# Material for this task
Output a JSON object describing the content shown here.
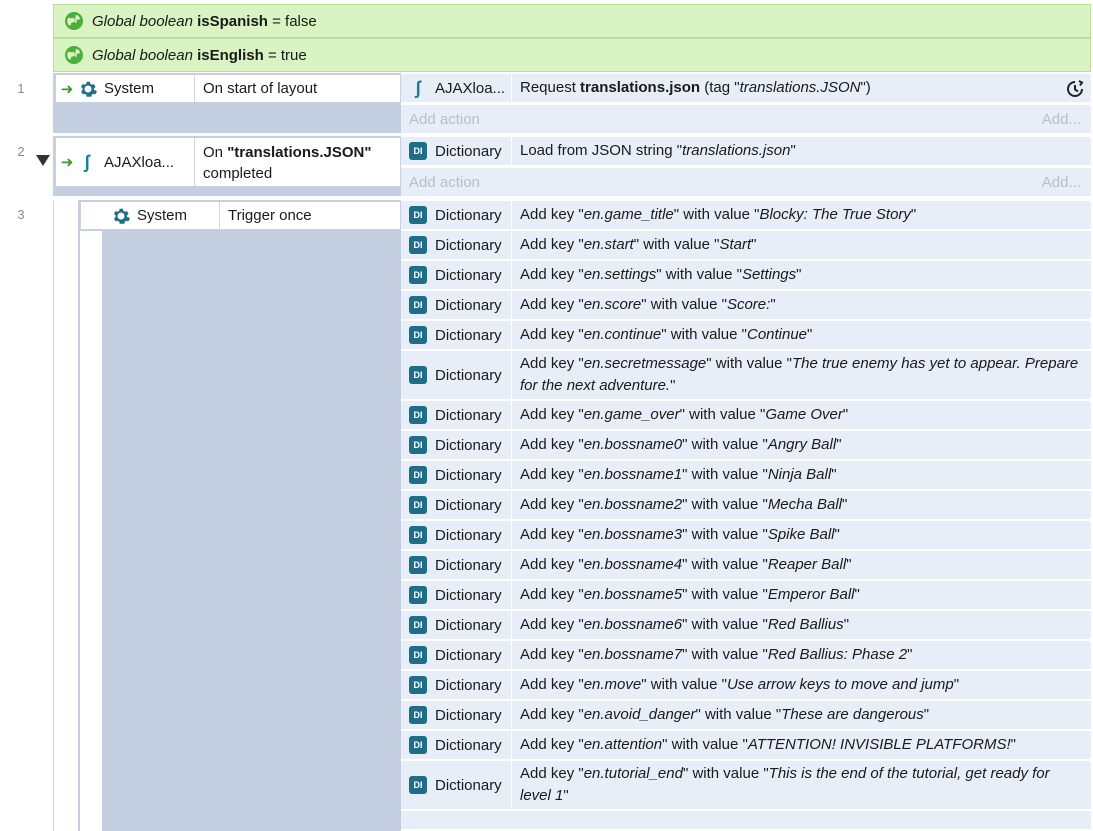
{
  "globals": [
    {
      "prefix": "Global boolean",
      "name": "isSpanish",
      "rest": "= false"
    },
    {
      "prefix": "Global boolean",
      "name": "isEnglish",
      "rest": "= true"
    }
  ],
  "rows": [
    "1",
    "2",
    "3"
  ],
  "event1": {
    "object": "System",
    "condition": "On start of layout",
    "action_object": "AJAXloa...",
    "action_pre": "Request",
    "action_bold": "translations.json",
    "action_mid": "(tag \"",
    "action_italic": "translations.JSON",
    "action_post": "\")",
    "add_action": "Add action",
    "add_short": "Add..."
  },
  "event2": {
    "object": "AJAXloa...",
    "condition_pre": "On",
    "condition_bold": "\"translations.JSON\"",
    "condition_post": "completed",
    "action_object": "Dictionary",
    "action_pre": "Load from JSON string \"",
    "action_italic": "translations.json",
    "action_post": "\"",
    "add_action": "Add action",
    "add_short": "Add..."
  },
  "event3": {
    "object": "System",
    "condition": "Trigger once",
    "actions": [
      {
        "object": "Dictionary",
        "key": "en.game_title",
        "value": "Blocky: The True Story"
      },
      {
        "object": "Dictionary",
        "key": "en.start",
        "value": "Start"
      },
      {
        "object": "Dictionary",
        "key": "en.settings",
        "value": "Settings"
      },
      {
        "object": "Dictionary",
        "key": "en.score",
        "value": "Score:"
      },
      {
        "object": "Dictionary",
        "key": "en.continue",
        "value": "Continue"
      },
      {
        "object": "Dictionary",
        "key": "en.secretmessage",
        "value": "The true enemy has yet to appear. Prepare for the next adventure."
      },
      {
        "object": "Dictionary",
        "key": "en.game_over",
        "value": "Game Over"
      },
      {
        "object": "Dictionary",
        "key": "en.bossname0",
        "value": "Angry Ball"
      },
      {
        "object": "Dictionary",
        "key": "en.bossname1",
        "value": "Ninja Ball"
      },
      {
        "object": "Dictionary",
        "key": "en.bossname2",
        "value": "Mecha Ball"
      },
      {
        "object": "Dictionary",
        "key": "en.bossname3",
        "value": "Spike Ball"
      },
      {
        "object": "Dictionary",
        "key": "en.bossname4",
        "value": "Reaper Ball"
      },
      {
        "object": "Dictionary",
        "key": "en.bossname5",
        "value": "Emperor Ball"
      },
      {
        "object": "Dictionary",
        "key": "en.bossname6",
        "value": "Red Ballius"
      },
      {
        "object": "Dictionary",
        "key": "en.bossname7",
        "value": "Red Ballius: Phase 2"
      },
      {
        "object": "Dictionary",
        "key": "en.move",
        "value": "Use arrow keys to move and jump"
      },
      {
        "object": "Dictionary",
        "key": "en.avoid_danger",
        "value": "These are dangerous"
      },
      {
        "object": "Dictionary",
        "key": "en.attention",
        "value": "ATTENTION! INVISIBLE PLATFORMS!"
      },
      {
        "object": "Dictionary",
        "key": "en.tutorial_end",
        "value": "This is the end of the tutorial, get ready for level 1"
      }
    ],
    "add_key_label": "Add key",
    "with_value_label": "with value"
  },
  "colors": {
    "global_bg": "#d9f3c3",
    "condition_block": "#c3cfe0",
    "action_bg": "#e8eef7",
    "dictionary_icon": "#1e6e8a",
    "trigger_arrow": "#3a9c27"
  },
  "icons": {
    "global": "globe-icon",
    "system": "gear-icon",
    "ajax": "ajax-icon",
    "dictionary": "dictionary-icon",
    "refresh": "refresh-icon"
  }
}
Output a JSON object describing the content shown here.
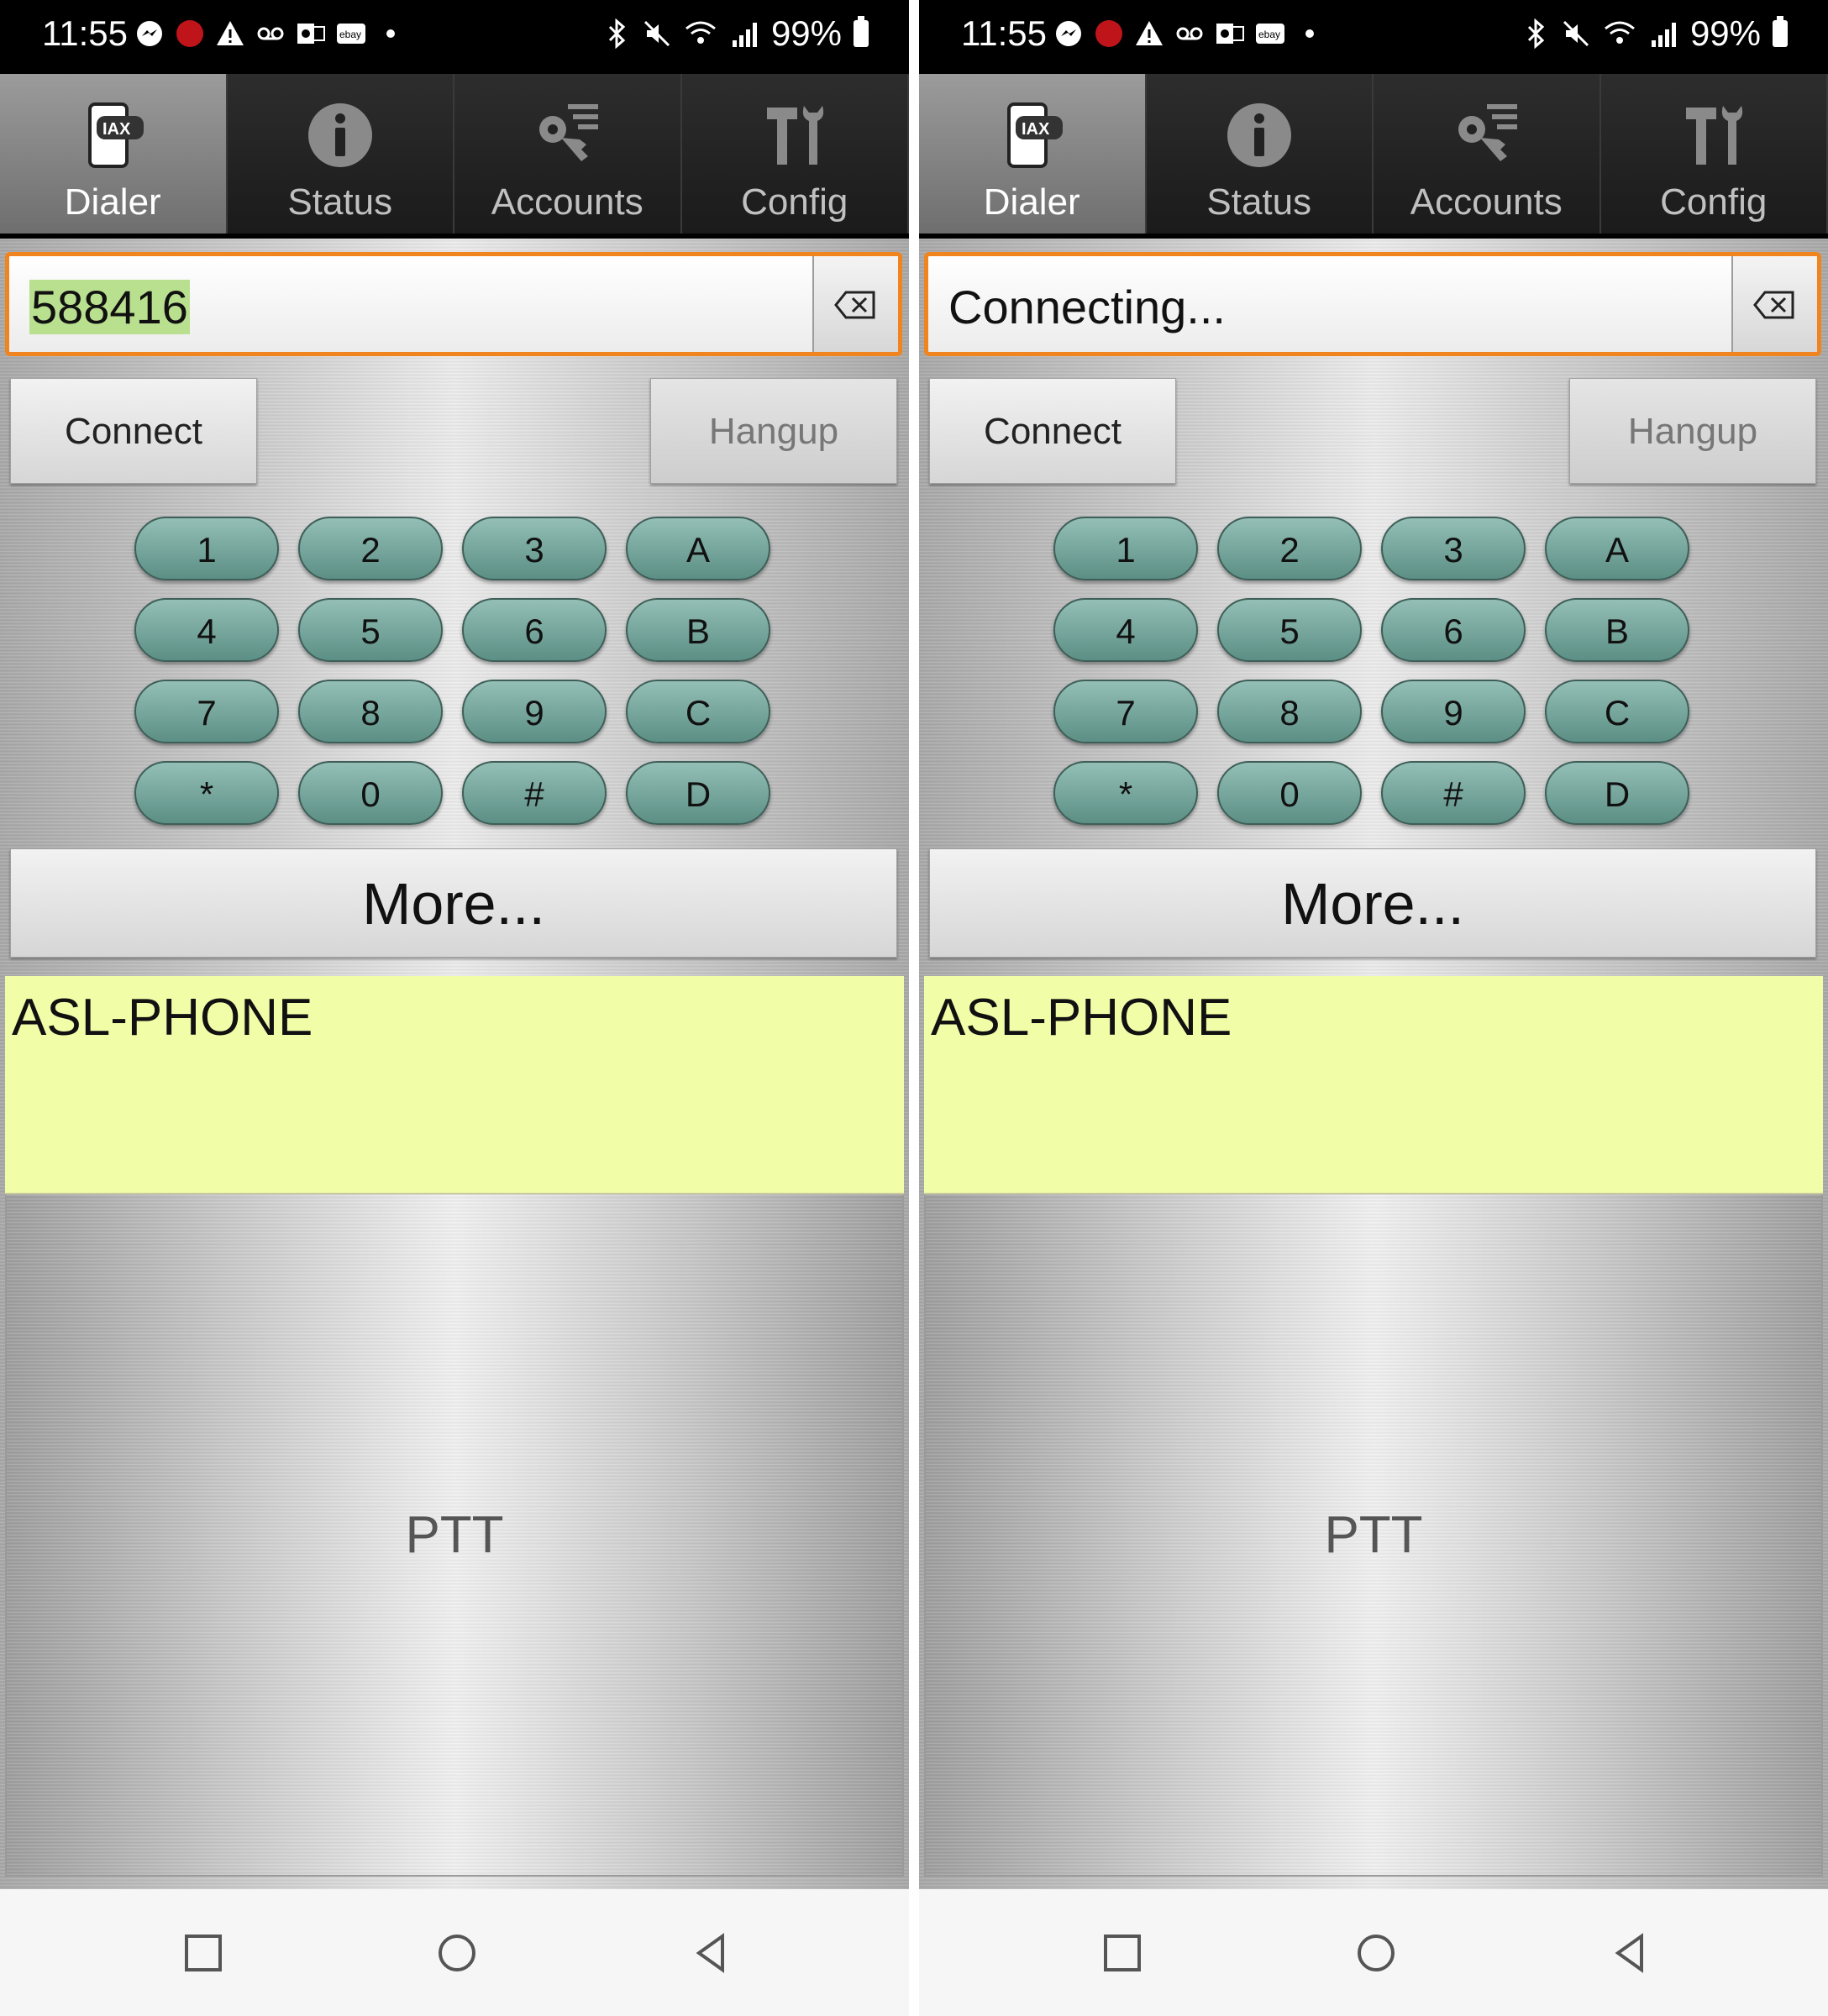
{
  "status_bar": {
    "time": "11:55",
    "battery": "99%"
  },
  "tabs": [
    "Dialer",
    "Status",
    "Accounts",
    "Config"
  ],
  "icons": {
    "dialer": "iax-phone-icon",
    "status": "info-icon",
    "accounts": "key-list-icon",
    "config": "tools-icon",
    "backspace": "backspace-icon",
    "nav_recent": "square-icon",
    "nav_home": "circle-icon",
    "nav_back": "triangle-back-icon"
  },
  "dialer_left": {
    "entry_text": "588416"
  },
  "dialer_right": {
    "entry_text": "Connecting..."
  },
  "buttons": {
    "connect": "Connect",
    "hangup": "Hangup",
    "more": "More..."
  },
  "keypad": [
    "1",
    "2",
    "3",
    "A",
    "4",
    "5",
    "6",
    "B",
    "7",
    "8",
    "9",
    "C",
    "*",
    "0",
    "#",
    "D"
  ],
  "info_text": "ASL-PHONE",
  "ptt_label": "PTT",
  "colors": {
    "accent_orange": "#f0841e",
    "key_teal": "#6f9f95",
    "info_yellow": "#f2fda8",
    "selection_green": "#b9e08f"
  }
}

# Given problem
Copy all the entries word for word. Omit any pictures.

# Task result
Output a JSON object describing the content shown here.
{
  "globals": [
    {
      "prefix": "Global boolean",
      "name": "isSpanish",
      "rest": "= false"
    },
    {
      "prefix": "Global boolean",
      "name": "isEnglish",
      "rest": "= true"
    }
  ],
  "rows": [
    "1",
    "2",
    "3"
  ],
  "event1": {
    "object": "System",
    "condition": "On start of layout",
    "action_object": "AJAXloa...",
    "action_pre": "Request",
    "action_bold": "translations.json",
    "action_mid": "(tag \"",
    "action_italic": "translations.JSON",
    "action_post": "\")",
    "add_action": "Add action",
    "add_short": "Add..."
  },
  "event2": {
    "object": "AJAXloa...",
    "condition_pre": "On",
    "condition_bold": "\"translations.JSON\"",
    "condition_post": "completed",
    "action_object": "Dictionary",
    "action_pre": "Load from JSON string \"",
    "action_italic": "translations.json",
    "action_post": "\"",
    "add_action": "Add action",
    "add_short": "Add..."
  },
  "event3": {
    "object": "System",
    "condition": "Trigger once",
    "actions": [
      {
        "object": "Dictionary",
        "key": "en.game_title",
        "value": "Blocky: The True Story"
      },
      {
        "object": "Dictionary",
        "key": "en.start",
        "value": "Start"
      },
      {
        "object": "Dictionary",
        "key": "en.settings",
        "value": "Settings"
      },
      {
        "object": "Dictionary",
        "key": "en.score",
        "value": "Score:"
      },
      {
        "object": "Dictionary",
        "key": "en.continue",
        "value": "Continue"
      },
      {
        "object": "Dictionary",
        "key": "en.secretmessage",
        "value": "The true enemy has yet to appear. Prepare for the next adventure."
      },
      {
        "object": "Dictionary",
        "key": "en.game_over",
        "value": "Game Over"
      },
      {
        "object": "Dictionary",
        "key": "en.bossname0",
        "value": "Angry Ball"
      },
      {
        "object": "Dictionary",
        "key": "en.bossname1",
        "value": "Ninja Ball"
      },
      {
        "object": "Dictionary",
        "key": "en.bossname2",
        "value": "Mecha Ball"
      },
      {
        "object": "Dictionary",
        "key": "en.bossname3",
        "value": "Spike Ball"
      },
      {
        "object": "Dictionary",
        "key": "en.bossname4",
        "value": "Reaper Ball"
      },
      {
        "object": "Dictionary",
        "key": "en.bossname5",
        "value": "Emperor Ball"
      },
      {
        "object": "Dictionary",
        "key": "en.bossname6",
        "value": "Red Ballius"
      },
      {
        "object": "Dictionary",
        "key": "en.bossname7",
        "value": "Red Ballius: Phase 2"
      },
      {
        "object": "Dictionary",
        "key": "en.move",
        "value": "Use arrow keys to move and jump"
      },
      {
        "object": "Dictionary",
        "key": "en.avoid_danger",
        "value": "These are dangerous"
      },
      {
        "object": "Dictionary",
        "key": "en.attention",
        "value": "ATTENTION! INVISIBLE PLATFORMS!"
      },
      {
        "object": "Dictionary",
        "key": "en.tutorial_end",
        "value": "This is the end of the tutorial, get ready for level 1"
      }
    ],
    "add_key_label": "Add key",
    "with_value_label": "with value"
  },
  "colors": {
    "global_bg": "#d9f3c3",
    "condition_block": "#c3cfe0",
    "action_bg": "#e8eef7",
    "dictionary_icon": "#1e6e8a",
    "trigger_arrow": "#3a9c27"
  },
  "icons": {
    "global": "globe-icon",
    "system": "gear-icon",
    "ajax": "ajax-icon",
    "dictionary": "dictionary-icon",
    "refresh": "refresh-icon"
  }
}
Output a JSON object describing the content shown here.
{
  "status_bar": {
    "time": "11:55",
    "battery": "99%"
  },
  "tabs": [
    "Dialer",
    "Status",
    "Accounts",
    "Config"
  ],
  "icons": {
    "dialer": "iax-phone-icon",
    "status": "info-icon",
    "accounts": "key-list-icon",
    "config": "tools-icon",
    "backspace": "backspace-icon",
    "nav_recent": "square-icon",
    "nav_home": "circle-icon",
    "nav_back": "triangle-back-icon"
  },
  "dialer_left": {
    "entry_text": "588416"
  },
  "dialer_right": {
    "entry_text": "Connecting..."
  },
  "buttons": {
    "connect": "Connect",
    "hangup": "Hangup",
    "more": "More..."
  },
  "keypad": [
    "1",
    "2",
    "3",
    "A",
    "4",
    "5",
    "6",
    "B",
    "7",
    "8",
    "9",
    "C",
    "*",
    "0",
    "#",
    "D"
  ],
  "info_text": "ASL-PHONE",
  "ptt_label": "PTT",
  "colors": {
    "accent_orange": "#f0841e",
    "key_teal": "#6f9f95",
    "info_yellow": "#f2fda8",
    "selection_green": "#b9e08f"
  }
}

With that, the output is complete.